> What is asked
Copy every record below, exactly as written.

> Dataset entries

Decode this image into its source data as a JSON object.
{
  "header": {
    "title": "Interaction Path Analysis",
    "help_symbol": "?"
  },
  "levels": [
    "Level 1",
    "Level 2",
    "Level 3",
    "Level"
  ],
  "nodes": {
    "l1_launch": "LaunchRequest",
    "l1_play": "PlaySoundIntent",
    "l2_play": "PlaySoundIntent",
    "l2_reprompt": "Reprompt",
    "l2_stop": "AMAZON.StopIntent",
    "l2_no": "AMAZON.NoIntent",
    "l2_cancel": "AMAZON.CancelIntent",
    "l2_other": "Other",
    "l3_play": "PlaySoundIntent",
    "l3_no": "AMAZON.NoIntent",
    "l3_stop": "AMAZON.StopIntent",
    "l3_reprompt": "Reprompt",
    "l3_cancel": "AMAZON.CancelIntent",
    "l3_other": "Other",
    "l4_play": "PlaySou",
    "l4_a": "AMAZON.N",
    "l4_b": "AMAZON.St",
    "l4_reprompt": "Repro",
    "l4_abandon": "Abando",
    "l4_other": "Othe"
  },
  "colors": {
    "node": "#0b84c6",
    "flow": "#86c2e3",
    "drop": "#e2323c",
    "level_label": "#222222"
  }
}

> Exercise response
Decode this image into its source data as a JSON object.
{
  "header": {
    "title": "Interaction Path Analysis",
    "help_symbol": "?"
  },
  "levels": [
    "Level 1",
    "Level 2",
    "Level 3",
    "Level"
  ],
  "nodes": {
    "l1_launch": "LaunchRequest",
    "l1_play": "PlaySoundIntent",
    "l2_play": "PlaySoundIntent",
    "l2_reprompt": "Reprompt",
    "l2_stop": "AMAZON.StopIntent",
    "l2_no": "AMAZON.NoIntent",
    "l2_cancel": "AMAZON.CancelIntent",
    "l2_other": "Other",
    "l3_play": "PlaySoundIntent",
    "l3_no": "AMAZON.NoIntent",
    "l3_stop": "AMAZON.StopIntent",
    "l3_reprompt": "Reprompt",
    "l3_cancel": "AMAZON.CancelIntent",
    "l3_other": "Other",
    "l4_play": "PlaySou",
    "l4_a": "AMAZON.N",
    "l4_b": "AMAZON.St",
    "l4_reprompt": "Repro",
    "l4_abandon": "Abando",
    "l4_other": "Othe"
  },
  "colors": {
    "node": "#0b84c6",
    "flow": "#86c2e3",
    "drop": "#e2323c",
    "level_label": "#222222"
  }
}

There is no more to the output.